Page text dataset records
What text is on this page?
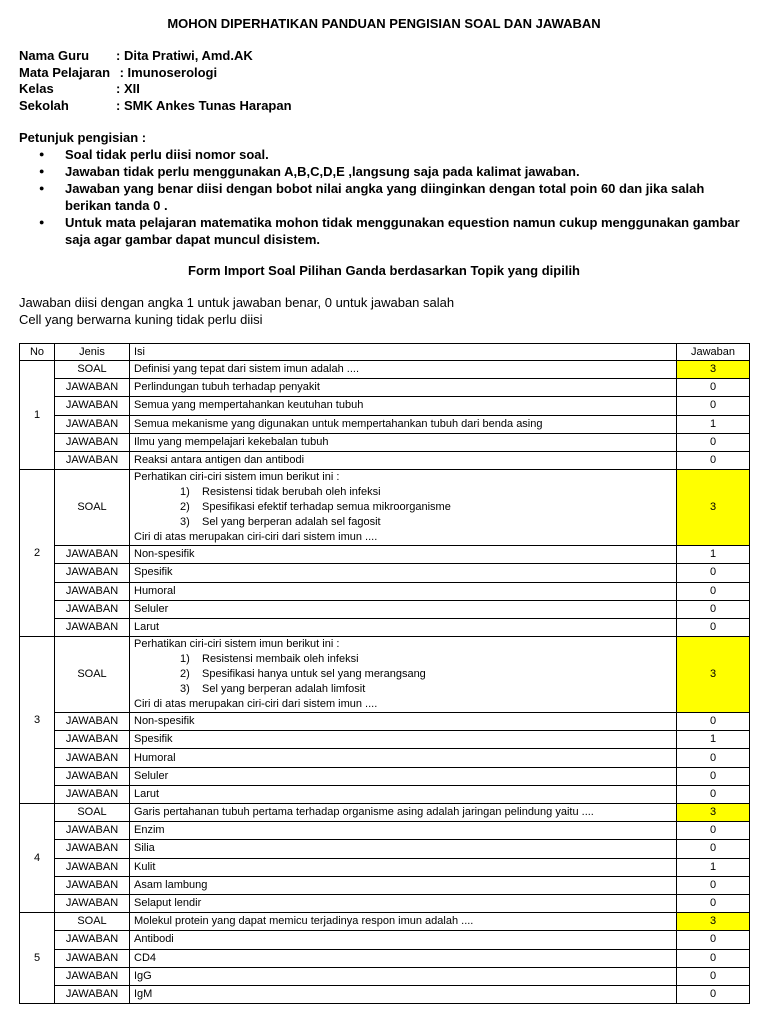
MOHON DIPERHATIKAN PANDUAN PENGISIAN SOAL DAN JAWABAN
Nama Guru : Dita Pratiwi, Amd.AK
Mata Pelajaran : Imunoserologi
Kelas	: XII
Sekolah	: SMK Ankes Tunas Harapan
Petunjuk pengisian :
● Soal tidak perlu diisi nomor soal.
● Jawaban tidak perlu menggunakan A,B,C,D,E ,langsung saja pada kalimat jawaban.
● Jawaban yang benar diisi dengan bobot nilai angka yang diinginkan dengan total poin 60 dan jika salah berikan tanda 0 .
● Untuk mata pelajaran matematika mohon tidak menggunakan equestion namun cukup menggunakan gambar saja agar gambar dapat muncul disistem.
Form Import Soal Pilihan Ganda berdasarkan Topik yang dipilih
Jawaban diisi dengan angka 1 untuk jawaban benar, 0 untuk jawaban salah
Cell yang berwarna kuning tidak perlu diisi
No	Jenis	Isi	Jawaban
1	SOAL	Definisi yang tepat dari sistem imun adalah ....	3
	JAWABAN	Perlindungan tubuh terhadap penyakit	0
	JAWABAN	Semua yang mempertahankan keutuhan tubuh	0
	JAWABAN	Semua mekanisme yang digunakan untuk mempertahankan tubuh dari benda asing	1
	JAWABAN	Ilmu yang mempelajari kekebalan tubuh	0
	JAWABAN	Reaksi antara antigen dan antibodi	0
2	SOAL	Perhatikan ciri-ciri sistem imun berikut ini :
1) Resistensi tidak berubah oleh infeksi
2) Spesifikasi efektif terhadap semua mikroorganisme
3) Sel yang berperan adalah sel fagosit
Ciri di atas merupakan ciri-ciri dari sistem imun ....	3
	JAWABAN	Non-spesifik	1
	JAWABAN	Spesifik	0
	JAWABAN	Humoral	0
	JAWABAN	Seluler	0
	JAWABAN	Larut	0
3	SOAL	Perhatikan ciri-ciri sistem imun berikut ini :
1) Resistensi membaik oleh infeksi
2) Spesifikasi hanya untuk sel yang merangsang
3) Sel yang berperan adalah limfosit
Ciri di atas merupakan ciri-ciri dari sistem imun ....	3
	JAWABAN	Non-spesifik	0
	JAWABAN	Spesifik	1
	JAWABAN	Humoral	0
	JAWABAN	Seluler	0
	JAWABAN	Larut	0
4	SOAL	Garis pertahanan tubuh pertama terhadap organisme asing adalah jaringan pelindung yaitu ....	3
	JAWABAN	Enzim	0
	JAWABAN	Silia	0
	JAWABAN	Kulit	1
	JAWABAN	Asam lambung	0
	JAWABAN	Selaput lendir	0
5	SOAL	Molekul protein yang dapat memicu terjadinya respon imun adalah ....	3
	JAWABAN	Antibodi	0
	JAWABAN	CD4	0
	JAWABAN	IgG	0
	JAWABAN	IgM	0
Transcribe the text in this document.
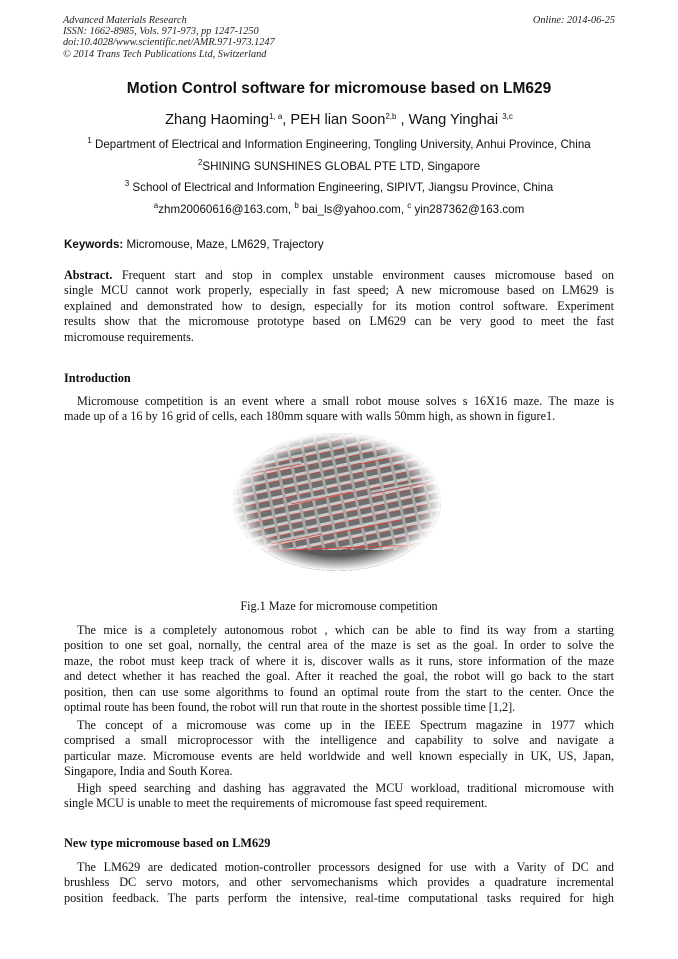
Advanced Materials Research
ISSN: 1662-8985, Vols. 971-973, pp 1247-1250
doi:10.4028/www.scientific.net/AMR.971-973.1247
© 2014 Trans Tech Publications Ltd, Switzerland
Online: 2014-06-25
Motion Control software for micromouse based on LM629
Zhang Haoming$^{1, a}$, PEH lian Soon$^{2,b}$ , Wang Yinghai $^{3,c}$
$^1$ Department of Electrical and Information Engineering, Tongling University, Anhui Province, China
$^2$SHINING SUNSHINES GLOBAL PTE LTD, Singapore
$^3$ School of Electrical and Information Engineering, SIPIVT, Jiangsu Province, China
$^a$zhm20060616@163.com, $^b$ bai_ls@yahoo.com, $^c$ yin287362@163.com
Keywords: Micromouse, Maze, LM629, Trajectory
Abstract. Frequent start and stop in complex unstable environment causes micromouse based on
single MCU cannot work properly, especially in fast speed; A new micromouse based on LM629 is
explained and demonstrated how to design, especially for its motion control software. Experiment
results show that the micromouse prototype based on LM629 can be very good to meet the fast
micromouse requirements.
Introduction
Micromouse competition is an event where a small robot mouse solves s 16X16 maze. The maze is
made up of a 16 by 16 grid of cells, each 180mm square with walls 50mm high, as shown in figure1.
Fig.1 Maze for micromouse competition
The mice is a completely autonomous robot , which can be able to find its way from a starting
position to one set goal, nornally, the central area of the maze is set as the goal. In order to solve the
maze, the robot must keep track of where it is, discover walls as it runs, store information of the maze
and detect whether it has reached the goal. After it reached the goal, the robot will go back to the start
position, then can use some algorithms to found an optimal route from the start to the center. Once the
optimal route has been found, the robot will run that route in the shortest possible time [1,2].
The concept of a micromouse was come up in the IEEE Spectrum magazine in 1977 which
comprised a small microprocessor with the intelligence and capability to solve and navigate a
particular maze. Micromouse events are held worldwide and well known especially in UK, US, Japan,
Singapore, India and South Korea.
High speed searching and dashing has aggravated the MCU workload, traditional micromouse with
single MCU is unable to meet the requirements of micromouse fast speed requirement.
New type micromouse based on LM629
The LM629 are dedicated motion-controller processors designed for use with a Varity of DC and
brushless DC servo motors, and other servomechanisms which provides a quadrature incremental
position feedback. The parts perform the intensive, real-time computational tasks required for high
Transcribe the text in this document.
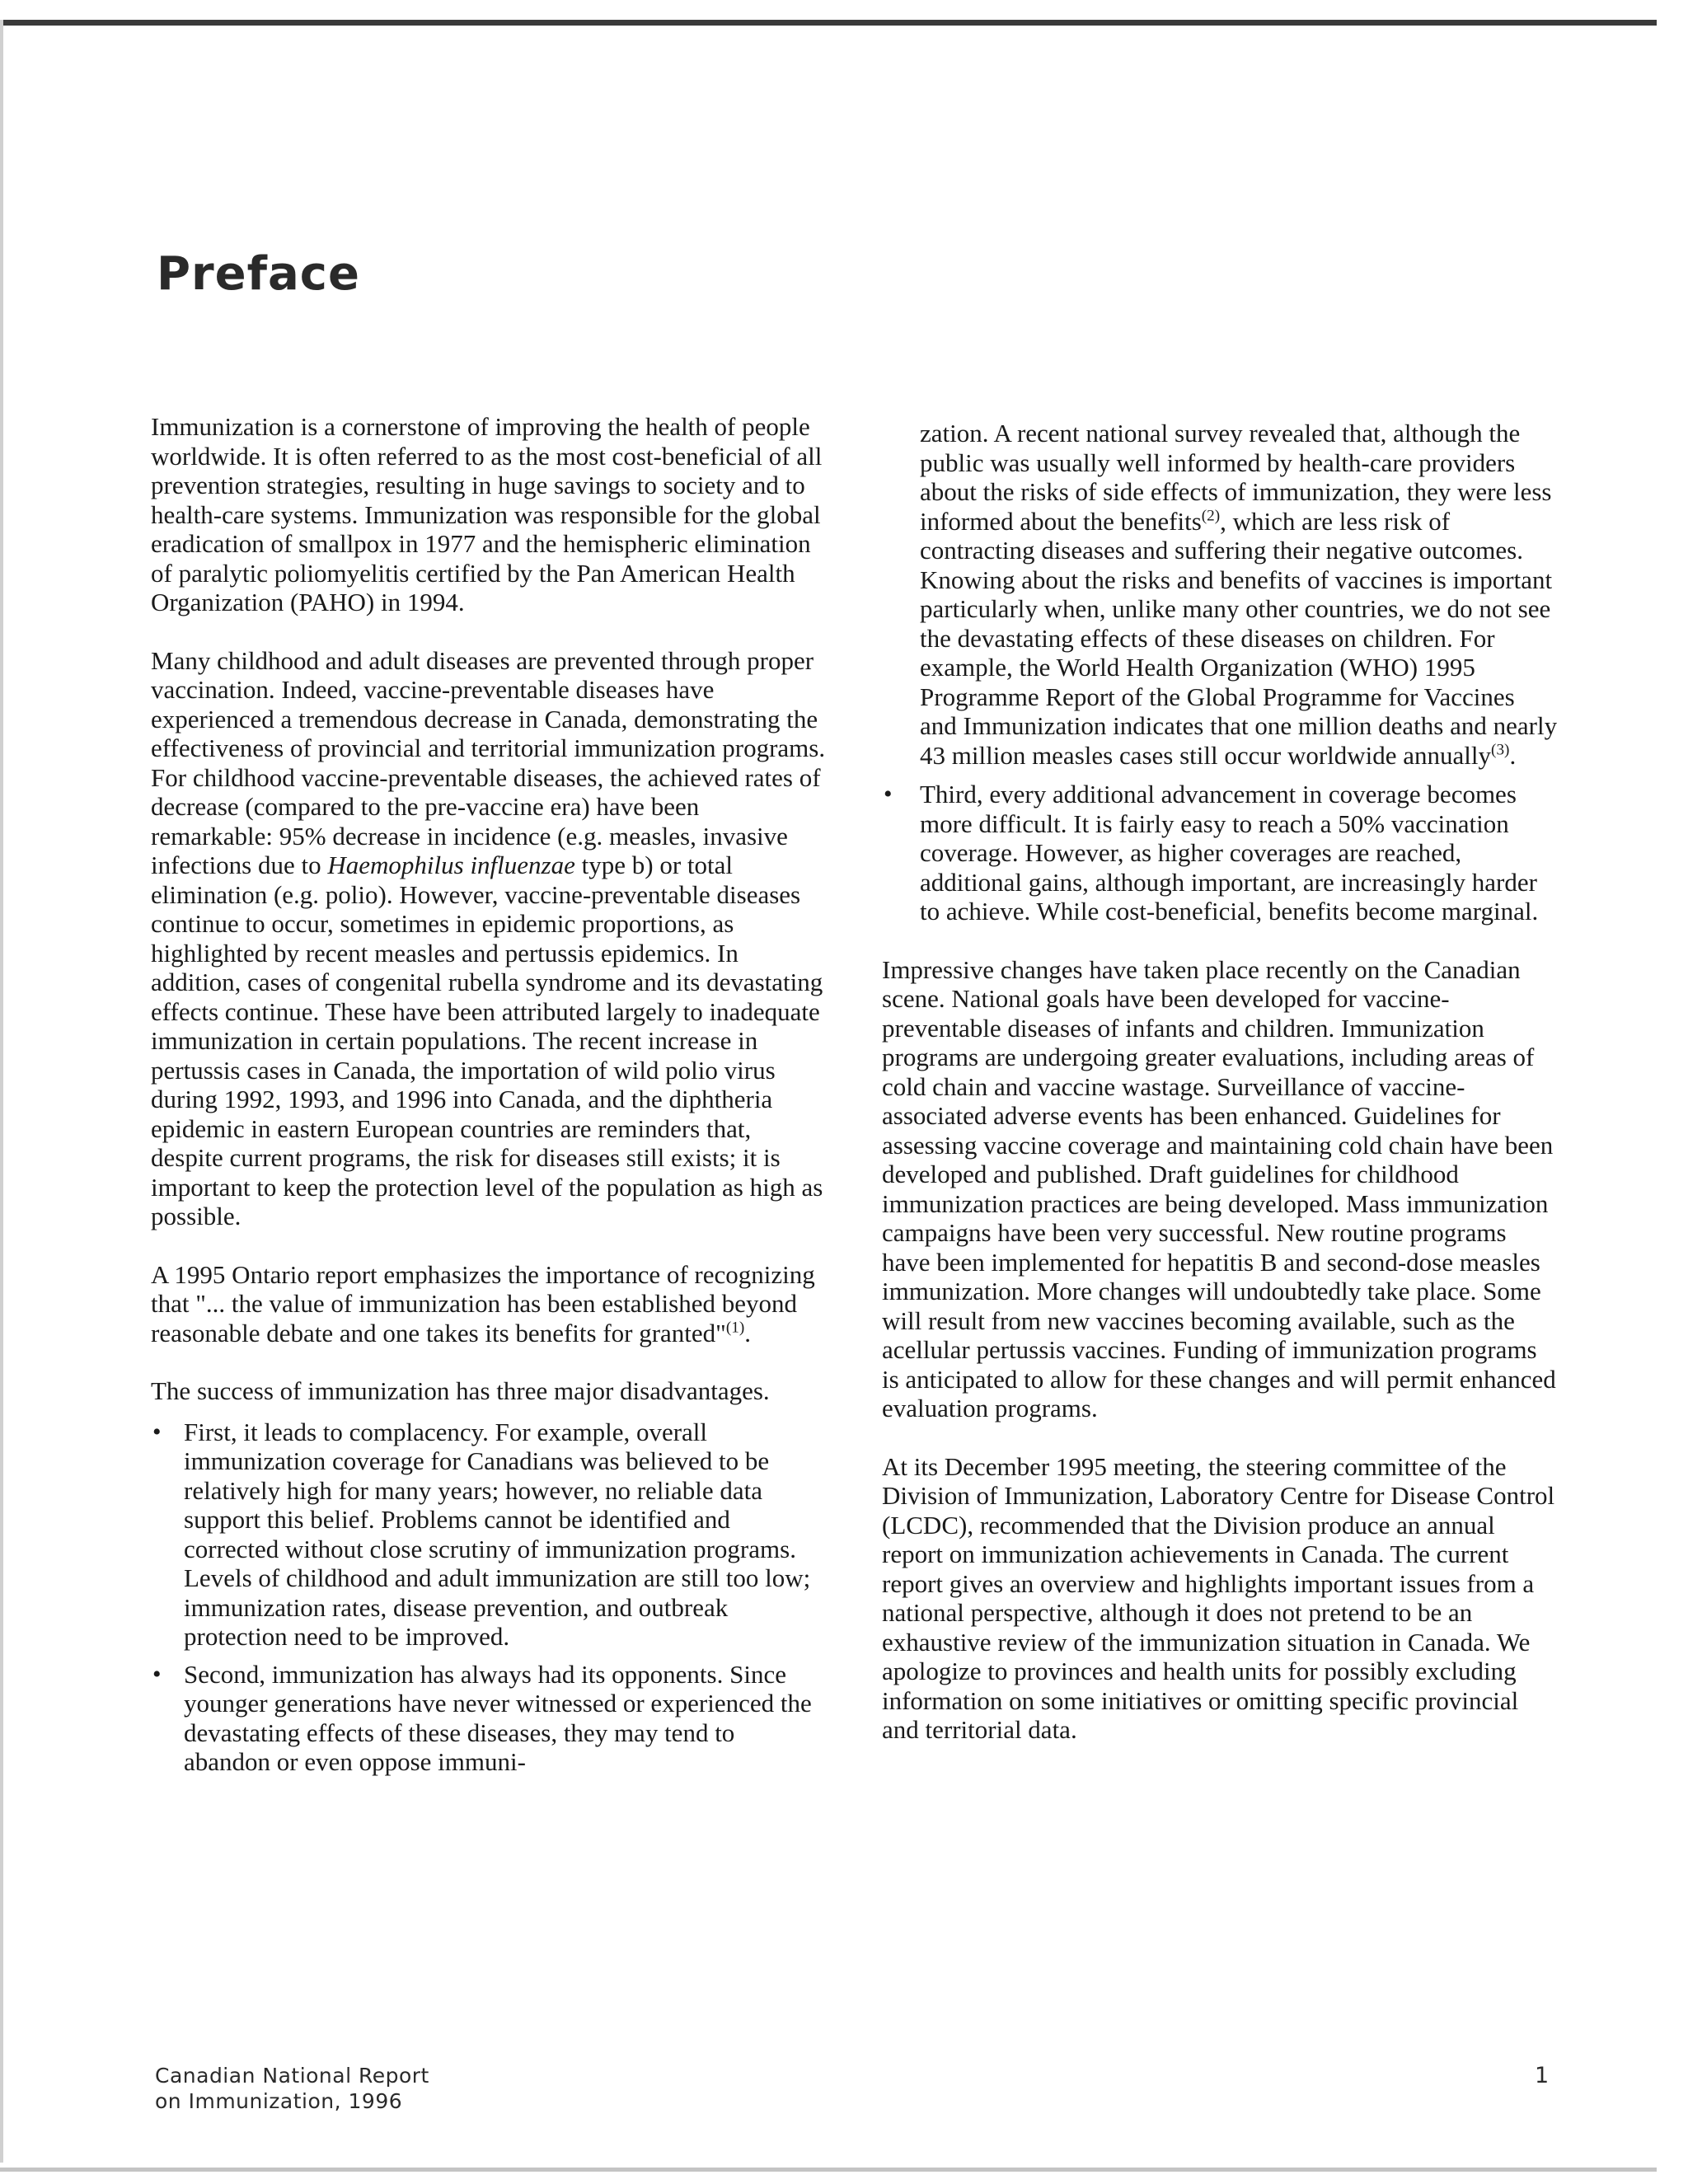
Preface

Immunization is a cornerstone of improving the health of people worldwide. It is often referred to as the most cost-beneficial of all prevention strategies, resulting in huge savings to society and to health-care systems. Immunization was responsible for the global eradication of smallpox in 1977 and the hemispheric elimination of paralytic poliomyelitis certified by the Pan American Health Organization (PAHO) in 1994.

Many childhood and adult diseases are prevented through proper vaccination. Indeed, vaccine-preventable diseases have experienced a tremendous decrease in Canada, demonstrating the effectiveness of provincial and territorial immunization programs. For childhood vaccine-preventable diseases, the achieved rates of decrease (compared to the pre-vaccine era) have been remarkable: 95% decrease in incidence (e.g. measles, invasive infections due to Haemophilus influenzae type b) or total elimination (e.g. polio). However, vaccine-preventable diseases continue to occur, sometimes in epidemic proportions, as highlighted by recent measles and pertussis epidemics. In addition, cases of congenital rubella syndrome and its devastating effects continue. These have been attributed largely to inadequate immunization in certain populations. The recent increase in pertussis cases in Canada, the importation of wild polio virus during 1992, 1993, and 1996 into Canada, and the diphtheria epidemic in eastern European countries are reminders that, despite current programs, the risk for diseases still exists; it is important to keep the protection level of the population as high as possible.

A 1995 Ontario report emphasizes the importance of recognizing that "... the value of immunization has been established beyond reasonable debate and one takes its benefits for granted"$^{(1)}$.

The success of immunization has three major disadvantages.

• First, it leads to complacency. For example, overall immunization coverage for Canadians was believed to be relatively high for many years; however, no reliable data support this belief. Problems cannot be identified and corrected without close scrutiny of immunization programs. Levels of childhood and adult immunization are still too low; immunization rates, disease prevention, and outbreak protection need to be improved.
• Second, immunization has always had its opponents. Since younger generations have never witnessed or experienced the devastating effects of these diseases, they may tend to abandon or even oppose immuni-

zation. A recent national survey revealed that, although the public was usually well informed by health-care providers about the risks of side effects of immunization, they were less informed about the benefits$^{(2)}$, which are less risk of contracting diseases and suffering their negative outcomes. Knowing about the risks and benefits of vaccines is important particularly when, unlike many other countries, we do not see the devastating effects of these diseases on children. For example, the World Health Organization (WHO) 1995 Programme Report of the Global Programme for Vaccines and Immunization indicates that one million deaths and nearly 43 million measles cases still occur worldwide annually$^{(3)}$.

• Third, every additional advancement in coverage becomes more difficult. It is fairly easy to reach a 50% vaccination coverage. However, as higher coverages are reached, additional gains, although important, are increasingly harder to achieve. While cost-beneficial, benefits become marginal.

Impressive changes have taken place recently on the Canadian scene. National goals have been developed for vaccine-preventable diseases of infants and children. Immunization programs are undergoing greater evaluations, including areas of cold chain and vaccine wastage. Surveillance of vaccine-associated adverse events has been enhanced. Guidelines for assessing vaccine coverage and maintaining cold chain have been developed and published. Draft guidelines for childhood immunization practices are being developed. Mass immunization campaigns have been very successful. New routine programs have been implemented for hepatitis B and second-dose measles immunization. More changes will undoubtedly take place. Some will result from new vaccines becoming available, such as the acellular pertussis vaccines. Funding of immunization programs is anticipated to allow for these changes and will permit enhanced evaluation programs.

At its December 1995 meeting, the steering committee of the Division of Immunization, Laboratory Centre for Disease Control (LCDC), recommended that the Division produce an annual report on immunization achievements in Canada. The current report gives an overview and highlights important issues from a national perspective, although it does not pretend to be an exhaustive review of the immunization situation in Canada. We apologize to provinces and health units for possibly excluding information on some initiatives or omitting specific provincial and territorial data.

Canadian National Report
on Immunization, 1996
1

WHAT IS NEEDED:
Return every line from the entries above that contains the word "tubuh".

SOLUTION TO THE EXERCISE:
	JAWABAN	Perlindungan tubuh terhadap penyakit	0
	JAWABAN	Semua yang mempertahankan keutuhan tubuh	0
	JAWABAN	Semua mekanisme yang digunakan untuk mempertahankan tubuh dari benda asing	1
	JAWABAN	Ilmu yang mempelajari kekebalan tubuh	0
4	SOAL	Garis pertahanan tubuh pertama terhadap organisme asing adalah jaringan pelindung yaitu ....	3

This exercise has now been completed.